→ Aim of the exercise
Continue the mailing-list discussion about the reset vector for Intel TDX guests from the point where it stops.
═════ Reading passage ═════
2021-04-07 Thread James Bottomley
On Wed, 2021-04-07 at 17:02 +0200, Laszlo Ersek wrote:
> On 04/07/21 02:44, James Bottomley wrote:
> > On Wed, 2021-04-07 at 00:21 +, Xu, Min M wrote:
> > > Hi, Laszlo
> > > 
> > > For Intel TDX supported guest, all processors start in 32-bit
> > > protected mode, while for Non-Td guest, it starts in 16-bit real
> > > mode. To make the ResetVector work on both Td-guest and Non-Td
> > > guest, ResetVector are updated as below:
> > > ---
> > > ---
> > >   ALIGN   16
> > >   resetVector:
> > >   ;
> > >   ; Reset Vector
> > >   ;
> > >   ; This is where the processor will begin execution
> > >   ;
> > >   nop
> > >   nop
> > >   smswax
> > >   testal, 1
> > >   jnz EarlyBspPmEntry
> > >   jmp EarlyBspInitReal16
> > 
> > Well, then use the rel8 jump like the compiler would in this
> > situation:
> > 
> >   smswax
> >   testal, 1
> >   jz  1f
> >   jmp EarlyBspPmEntry
> > 1:
> >   jmp EarlyBspInitReal16
> > 
> > So now both entries can be 32k away.
═════ Recorded data ═════
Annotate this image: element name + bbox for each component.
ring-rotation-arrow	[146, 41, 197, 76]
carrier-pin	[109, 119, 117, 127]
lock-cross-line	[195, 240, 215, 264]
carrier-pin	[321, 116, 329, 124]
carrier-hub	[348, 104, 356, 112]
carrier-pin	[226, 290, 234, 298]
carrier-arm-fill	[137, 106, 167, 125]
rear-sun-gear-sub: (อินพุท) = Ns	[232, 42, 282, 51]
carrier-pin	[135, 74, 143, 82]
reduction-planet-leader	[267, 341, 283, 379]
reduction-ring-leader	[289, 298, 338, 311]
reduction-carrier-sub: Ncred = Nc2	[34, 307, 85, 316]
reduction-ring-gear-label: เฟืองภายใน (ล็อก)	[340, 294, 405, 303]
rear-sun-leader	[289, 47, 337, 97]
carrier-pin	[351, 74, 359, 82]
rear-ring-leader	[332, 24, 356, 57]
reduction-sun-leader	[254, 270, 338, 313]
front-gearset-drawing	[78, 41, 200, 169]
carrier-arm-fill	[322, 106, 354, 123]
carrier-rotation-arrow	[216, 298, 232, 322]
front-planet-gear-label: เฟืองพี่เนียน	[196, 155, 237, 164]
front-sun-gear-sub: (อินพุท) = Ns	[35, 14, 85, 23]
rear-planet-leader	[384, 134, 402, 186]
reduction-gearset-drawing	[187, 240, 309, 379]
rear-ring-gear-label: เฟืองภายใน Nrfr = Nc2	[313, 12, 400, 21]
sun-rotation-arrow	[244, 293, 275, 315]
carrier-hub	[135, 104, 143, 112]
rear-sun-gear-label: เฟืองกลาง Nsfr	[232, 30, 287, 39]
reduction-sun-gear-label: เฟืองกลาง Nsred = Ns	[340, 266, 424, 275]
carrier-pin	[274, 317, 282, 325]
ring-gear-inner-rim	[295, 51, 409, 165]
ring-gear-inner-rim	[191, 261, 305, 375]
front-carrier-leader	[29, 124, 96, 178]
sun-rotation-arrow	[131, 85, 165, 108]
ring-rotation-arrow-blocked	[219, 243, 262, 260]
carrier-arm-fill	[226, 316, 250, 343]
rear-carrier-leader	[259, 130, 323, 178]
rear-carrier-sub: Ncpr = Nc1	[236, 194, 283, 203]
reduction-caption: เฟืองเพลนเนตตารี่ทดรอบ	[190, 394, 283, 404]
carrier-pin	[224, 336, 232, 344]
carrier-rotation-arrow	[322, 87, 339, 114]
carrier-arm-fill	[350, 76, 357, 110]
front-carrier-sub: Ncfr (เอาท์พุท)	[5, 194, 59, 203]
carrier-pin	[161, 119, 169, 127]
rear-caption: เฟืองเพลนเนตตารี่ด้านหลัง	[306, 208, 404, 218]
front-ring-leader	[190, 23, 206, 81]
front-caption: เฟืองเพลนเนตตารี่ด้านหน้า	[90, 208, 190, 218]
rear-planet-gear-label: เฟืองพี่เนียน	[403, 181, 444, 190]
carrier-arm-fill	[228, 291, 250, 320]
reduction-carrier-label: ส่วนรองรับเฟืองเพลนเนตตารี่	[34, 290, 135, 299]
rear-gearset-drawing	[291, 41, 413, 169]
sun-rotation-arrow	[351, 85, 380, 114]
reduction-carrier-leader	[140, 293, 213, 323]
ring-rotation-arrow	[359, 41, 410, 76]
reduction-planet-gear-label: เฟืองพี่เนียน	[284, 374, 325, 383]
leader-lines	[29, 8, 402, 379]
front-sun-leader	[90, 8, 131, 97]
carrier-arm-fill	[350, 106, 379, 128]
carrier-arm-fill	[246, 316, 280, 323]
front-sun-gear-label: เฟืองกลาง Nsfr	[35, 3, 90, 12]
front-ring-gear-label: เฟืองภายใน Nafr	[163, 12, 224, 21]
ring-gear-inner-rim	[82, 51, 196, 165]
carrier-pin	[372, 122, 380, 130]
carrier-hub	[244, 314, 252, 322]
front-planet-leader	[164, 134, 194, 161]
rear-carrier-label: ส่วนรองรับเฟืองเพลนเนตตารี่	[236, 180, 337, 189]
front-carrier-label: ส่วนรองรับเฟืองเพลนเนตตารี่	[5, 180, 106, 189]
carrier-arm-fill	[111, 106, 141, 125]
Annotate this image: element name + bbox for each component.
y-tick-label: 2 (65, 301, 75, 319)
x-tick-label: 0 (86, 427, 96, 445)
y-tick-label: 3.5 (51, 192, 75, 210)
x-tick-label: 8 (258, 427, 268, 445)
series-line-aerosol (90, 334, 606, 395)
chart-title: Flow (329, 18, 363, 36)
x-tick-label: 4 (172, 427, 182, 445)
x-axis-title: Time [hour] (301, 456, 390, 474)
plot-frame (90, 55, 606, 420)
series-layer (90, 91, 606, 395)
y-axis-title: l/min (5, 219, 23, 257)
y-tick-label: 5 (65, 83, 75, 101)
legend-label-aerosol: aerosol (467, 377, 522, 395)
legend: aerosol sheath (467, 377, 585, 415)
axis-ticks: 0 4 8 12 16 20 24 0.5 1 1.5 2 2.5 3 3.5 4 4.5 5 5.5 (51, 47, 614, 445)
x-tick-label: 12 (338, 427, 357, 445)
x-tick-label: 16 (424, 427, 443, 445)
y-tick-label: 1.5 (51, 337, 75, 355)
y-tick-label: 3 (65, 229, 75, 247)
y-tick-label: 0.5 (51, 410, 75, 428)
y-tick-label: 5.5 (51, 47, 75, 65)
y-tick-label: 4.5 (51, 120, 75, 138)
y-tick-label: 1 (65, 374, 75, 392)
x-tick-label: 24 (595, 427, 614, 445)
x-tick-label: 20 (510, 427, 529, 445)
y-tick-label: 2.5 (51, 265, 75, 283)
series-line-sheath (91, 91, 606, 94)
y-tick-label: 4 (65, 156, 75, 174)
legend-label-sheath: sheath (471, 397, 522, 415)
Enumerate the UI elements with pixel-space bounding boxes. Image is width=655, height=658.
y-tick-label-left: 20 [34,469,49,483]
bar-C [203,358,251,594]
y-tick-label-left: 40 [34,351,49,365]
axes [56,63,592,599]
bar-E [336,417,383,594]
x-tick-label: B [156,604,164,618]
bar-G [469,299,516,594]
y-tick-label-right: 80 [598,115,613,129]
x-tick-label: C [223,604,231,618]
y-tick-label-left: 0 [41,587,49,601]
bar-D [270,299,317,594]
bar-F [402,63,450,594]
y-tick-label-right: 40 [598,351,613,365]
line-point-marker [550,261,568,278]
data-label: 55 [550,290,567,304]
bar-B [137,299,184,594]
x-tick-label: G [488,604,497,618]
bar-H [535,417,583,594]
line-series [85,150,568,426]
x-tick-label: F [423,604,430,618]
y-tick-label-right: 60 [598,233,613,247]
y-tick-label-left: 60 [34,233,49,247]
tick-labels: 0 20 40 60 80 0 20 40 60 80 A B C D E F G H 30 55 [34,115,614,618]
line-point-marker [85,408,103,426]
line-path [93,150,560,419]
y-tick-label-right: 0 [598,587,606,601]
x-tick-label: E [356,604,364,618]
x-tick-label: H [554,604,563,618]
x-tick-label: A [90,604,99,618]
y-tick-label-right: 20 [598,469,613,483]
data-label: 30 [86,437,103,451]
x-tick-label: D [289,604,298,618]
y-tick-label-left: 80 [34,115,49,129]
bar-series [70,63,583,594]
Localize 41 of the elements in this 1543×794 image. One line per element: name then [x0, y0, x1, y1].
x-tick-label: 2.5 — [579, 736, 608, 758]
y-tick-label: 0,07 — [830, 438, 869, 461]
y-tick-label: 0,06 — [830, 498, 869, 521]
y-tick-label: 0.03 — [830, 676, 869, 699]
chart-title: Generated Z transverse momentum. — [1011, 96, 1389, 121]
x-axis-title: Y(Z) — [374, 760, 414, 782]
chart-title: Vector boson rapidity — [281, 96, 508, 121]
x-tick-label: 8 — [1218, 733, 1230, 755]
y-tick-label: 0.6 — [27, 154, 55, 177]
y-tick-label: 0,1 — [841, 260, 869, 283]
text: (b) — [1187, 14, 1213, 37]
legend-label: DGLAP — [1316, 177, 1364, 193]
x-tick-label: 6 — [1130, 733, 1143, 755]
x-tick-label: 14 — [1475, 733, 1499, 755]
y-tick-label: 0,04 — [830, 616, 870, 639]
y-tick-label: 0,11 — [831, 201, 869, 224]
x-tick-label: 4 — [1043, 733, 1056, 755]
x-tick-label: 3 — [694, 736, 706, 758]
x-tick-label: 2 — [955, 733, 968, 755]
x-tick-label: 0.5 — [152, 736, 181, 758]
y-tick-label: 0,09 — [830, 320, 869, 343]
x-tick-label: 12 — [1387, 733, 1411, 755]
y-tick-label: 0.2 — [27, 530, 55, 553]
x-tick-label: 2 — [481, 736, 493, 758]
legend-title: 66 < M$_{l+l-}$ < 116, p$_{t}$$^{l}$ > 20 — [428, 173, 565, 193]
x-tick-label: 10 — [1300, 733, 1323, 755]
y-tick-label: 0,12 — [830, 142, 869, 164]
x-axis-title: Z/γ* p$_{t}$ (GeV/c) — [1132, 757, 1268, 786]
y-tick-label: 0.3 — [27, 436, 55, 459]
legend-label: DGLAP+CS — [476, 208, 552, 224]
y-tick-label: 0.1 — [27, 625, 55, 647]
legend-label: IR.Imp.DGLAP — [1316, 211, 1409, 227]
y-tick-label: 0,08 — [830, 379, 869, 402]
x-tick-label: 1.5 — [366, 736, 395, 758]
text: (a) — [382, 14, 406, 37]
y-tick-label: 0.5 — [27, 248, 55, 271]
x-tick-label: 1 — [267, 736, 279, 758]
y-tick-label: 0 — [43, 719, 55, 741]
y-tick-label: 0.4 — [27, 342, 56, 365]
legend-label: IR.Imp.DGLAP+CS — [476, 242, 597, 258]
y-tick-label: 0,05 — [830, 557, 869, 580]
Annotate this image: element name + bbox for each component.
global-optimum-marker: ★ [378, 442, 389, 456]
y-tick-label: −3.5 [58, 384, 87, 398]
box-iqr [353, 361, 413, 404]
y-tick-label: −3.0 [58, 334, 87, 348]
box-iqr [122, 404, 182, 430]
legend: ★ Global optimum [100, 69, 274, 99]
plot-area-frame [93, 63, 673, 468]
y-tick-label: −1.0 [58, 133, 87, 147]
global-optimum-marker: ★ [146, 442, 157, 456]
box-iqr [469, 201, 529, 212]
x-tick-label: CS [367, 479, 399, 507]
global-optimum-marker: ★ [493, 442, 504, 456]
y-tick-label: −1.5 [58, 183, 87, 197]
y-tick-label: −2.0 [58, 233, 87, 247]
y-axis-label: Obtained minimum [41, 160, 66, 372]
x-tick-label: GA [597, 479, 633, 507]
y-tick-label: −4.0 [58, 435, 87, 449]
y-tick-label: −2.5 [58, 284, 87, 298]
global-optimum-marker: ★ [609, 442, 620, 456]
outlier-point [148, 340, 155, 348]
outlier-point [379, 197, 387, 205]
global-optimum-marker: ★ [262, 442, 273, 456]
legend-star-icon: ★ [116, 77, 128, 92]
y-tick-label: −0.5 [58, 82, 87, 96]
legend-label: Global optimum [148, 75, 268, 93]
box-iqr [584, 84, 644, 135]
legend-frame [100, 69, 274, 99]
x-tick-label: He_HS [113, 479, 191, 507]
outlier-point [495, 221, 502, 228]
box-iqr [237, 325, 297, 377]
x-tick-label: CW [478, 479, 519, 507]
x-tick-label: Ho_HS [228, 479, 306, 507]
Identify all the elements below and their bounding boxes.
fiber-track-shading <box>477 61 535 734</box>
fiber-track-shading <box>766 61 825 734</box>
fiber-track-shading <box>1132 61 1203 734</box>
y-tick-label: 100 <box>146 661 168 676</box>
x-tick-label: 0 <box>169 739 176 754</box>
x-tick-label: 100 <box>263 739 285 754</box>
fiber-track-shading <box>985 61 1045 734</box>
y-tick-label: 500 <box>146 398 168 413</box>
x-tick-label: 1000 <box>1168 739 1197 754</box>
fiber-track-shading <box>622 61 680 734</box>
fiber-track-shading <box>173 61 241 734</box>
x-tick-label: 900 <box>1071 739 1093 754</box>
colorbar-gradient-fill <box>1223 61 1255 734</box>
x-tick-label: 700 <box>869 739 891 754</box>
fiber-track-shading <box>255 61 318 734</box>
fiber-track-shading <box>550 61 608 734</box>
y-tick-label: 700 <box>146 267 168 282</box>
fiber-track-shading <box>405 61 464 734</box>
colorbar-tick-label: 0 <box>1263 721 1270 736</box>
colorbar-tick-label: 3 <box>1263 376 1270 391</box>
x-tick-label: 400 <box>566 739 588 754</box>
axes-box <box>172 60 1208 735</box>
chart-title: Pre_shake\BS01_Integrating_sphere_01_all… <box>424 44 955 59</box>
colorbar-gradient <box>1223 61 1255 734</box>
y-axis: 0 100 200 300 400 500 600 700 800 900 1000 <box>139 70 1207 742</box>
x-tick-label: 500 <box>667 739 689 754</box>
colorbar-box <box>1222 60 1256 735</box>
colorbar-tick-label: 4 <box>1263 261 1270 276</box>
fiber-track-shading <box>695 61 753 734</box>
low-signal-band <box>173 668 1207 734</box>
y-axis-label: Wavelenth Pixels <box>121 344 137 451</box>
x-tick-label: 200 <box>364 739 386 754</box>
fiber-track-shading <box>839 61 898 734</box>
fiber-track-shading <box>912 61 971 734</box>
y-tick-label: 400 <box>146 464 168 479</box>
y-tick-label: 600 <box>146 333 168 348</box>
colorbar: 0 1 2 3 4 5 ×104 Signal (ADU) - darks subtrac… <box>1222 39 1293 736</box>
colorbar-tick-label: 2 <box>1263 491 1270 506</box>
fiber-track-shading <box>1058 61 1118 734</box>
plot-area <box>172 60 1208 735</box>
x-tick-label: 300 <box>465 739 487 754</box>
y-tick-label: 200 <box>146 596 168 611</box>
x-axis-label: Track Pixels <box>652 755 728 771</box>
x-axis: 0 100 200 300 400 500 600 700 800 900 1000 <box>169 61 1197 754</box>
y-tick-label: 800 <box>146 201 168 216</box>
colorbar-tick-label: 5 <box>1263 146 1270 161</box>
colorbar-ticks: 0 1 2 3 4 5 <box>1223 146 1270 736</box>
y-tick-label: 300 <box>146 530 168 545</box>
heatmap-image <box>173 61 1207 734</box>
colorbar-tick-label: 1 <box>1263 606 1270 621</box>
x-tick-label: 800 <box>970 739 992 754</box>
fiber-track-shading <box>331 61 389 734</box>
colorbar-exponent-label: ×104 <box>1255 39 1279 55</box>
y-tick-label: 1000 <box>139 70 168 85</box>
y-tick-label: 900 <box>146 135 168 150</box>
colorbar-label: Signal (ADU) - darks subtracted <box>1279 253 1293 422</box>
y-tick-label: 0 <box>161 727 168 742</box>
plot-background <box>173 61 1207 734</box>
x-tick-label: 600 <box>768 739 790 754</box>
═════
→ Answer section
> 
> The problem is that we need NASM to generate such *shared* entry code
> that behaves correctly when executed in either 16-bit or 32-bit mode.
> 
> The rel8 near jumps ("short jumps") are like that -- for example, the
> "74 cb" opcode decodes to the same "JZ rel8" in both modes.
> 
> But the rel16 ("non-short") near jumps turn into rel32 near jumps
> when decoded in 32-bit mode. For example, "E9 cw" decodes to "JMP
> rel16" in 16-bit mode, but it gets parsed as "E9 cd" (= "JMP rel32")
> in 32-bit mode.
> 
> So the idea is to add more BITS directives, for covering the non-
> short near jumps themselves:

Absolutely ... sorry, I should have said this was just the first thing
I thought of.  The key point is don't do a rel8 jump over the guid
table, use the rel8 jump within the reset vector to sort out the final
destination and use the wider jumps to go over the guid table.  As you
say, we have to be very careful about the wider jumps given the
differences between the entry modes.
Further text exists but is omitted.